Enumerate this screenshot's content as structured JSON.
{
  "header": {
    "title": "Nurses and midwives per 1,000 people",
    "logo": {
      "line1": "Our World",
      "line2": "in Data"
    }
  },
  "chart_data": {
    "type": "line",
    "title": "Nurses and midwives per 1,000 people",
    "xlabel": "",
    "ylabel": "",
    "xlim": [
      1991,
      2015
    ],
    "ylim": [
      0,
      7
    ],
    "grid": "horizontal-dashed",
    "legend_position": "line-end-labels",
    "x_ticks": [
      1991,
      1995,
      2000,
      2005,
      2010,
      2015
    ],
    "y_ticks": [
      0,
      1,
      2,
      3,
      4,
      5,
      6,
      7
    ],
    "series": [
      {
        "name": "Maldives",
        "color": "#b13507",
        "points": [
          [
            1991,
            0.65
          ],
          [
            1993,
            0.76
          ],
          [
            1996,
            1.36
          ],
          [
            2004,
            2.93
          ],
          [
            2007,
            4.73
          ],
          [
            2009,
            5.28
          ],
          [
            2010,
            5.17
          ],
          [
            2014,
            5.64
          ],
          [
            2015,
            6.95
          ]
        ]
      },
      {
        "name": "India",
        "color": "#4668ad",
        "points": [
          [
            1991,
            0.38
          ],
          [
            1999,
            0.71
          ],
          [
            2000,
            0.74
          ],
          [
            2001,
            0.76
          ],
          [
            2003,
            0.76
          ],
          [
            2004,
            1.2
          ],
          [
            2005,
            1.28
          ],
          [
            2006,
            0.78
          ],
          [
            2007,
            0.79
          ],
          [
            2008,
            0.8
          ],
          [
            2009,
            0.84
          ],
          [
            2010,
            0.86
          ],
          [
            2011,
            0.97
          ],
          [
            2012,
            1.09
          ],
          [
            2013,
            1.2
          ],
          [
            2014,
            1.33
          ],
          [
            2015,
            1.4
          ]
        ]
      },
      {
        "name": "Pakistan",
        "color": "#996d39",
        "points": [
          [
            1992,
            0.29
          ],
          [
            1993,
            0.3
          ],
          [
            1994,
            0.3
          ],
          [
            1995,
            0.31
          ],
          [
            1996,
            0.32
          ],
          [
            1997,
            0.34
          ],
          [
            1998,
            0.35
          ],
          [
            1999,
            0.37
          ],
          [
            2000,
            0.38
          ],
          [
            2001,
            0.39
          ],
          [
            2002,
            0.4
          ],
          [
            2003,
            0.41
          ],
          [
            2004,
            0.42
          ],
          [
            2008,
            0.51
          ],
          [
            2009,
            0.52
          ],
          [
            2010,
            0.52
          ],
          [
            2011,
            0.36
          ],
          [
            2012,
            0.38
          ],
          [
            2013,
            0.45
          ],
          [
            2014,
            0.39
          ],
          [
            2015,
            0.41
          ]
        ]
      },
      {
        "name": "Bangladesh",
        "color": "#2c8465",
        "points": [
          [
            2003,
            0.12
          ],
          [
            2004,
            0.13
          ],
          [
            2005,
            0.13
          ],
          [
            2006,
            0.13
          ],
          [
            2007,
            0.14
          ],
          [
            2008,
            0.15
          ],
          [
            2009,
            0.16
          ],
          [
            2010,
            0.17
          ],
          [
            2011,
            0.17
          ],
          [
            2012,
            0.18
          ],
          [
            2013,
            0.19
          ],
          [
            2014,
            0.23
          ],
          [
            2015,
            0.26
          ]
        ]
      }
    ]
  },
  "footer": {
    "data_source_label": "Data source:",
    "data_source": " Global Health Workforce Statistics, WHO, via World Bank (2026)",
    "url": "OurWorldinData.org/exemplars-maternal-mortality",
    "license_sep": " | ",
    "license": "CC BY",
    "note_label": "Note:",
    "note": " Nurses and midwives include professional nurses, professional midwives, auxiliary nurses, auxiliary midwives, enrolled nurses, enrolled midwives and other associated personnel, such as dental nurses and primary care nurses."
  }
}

**Exercise goal:**
From the entries above, extract each line containing "color".

**Exercise solution:**
        "color": "#b13507",
        "color": "#4668ad",
        "color": "#996d39",
        "color": "#2c8465",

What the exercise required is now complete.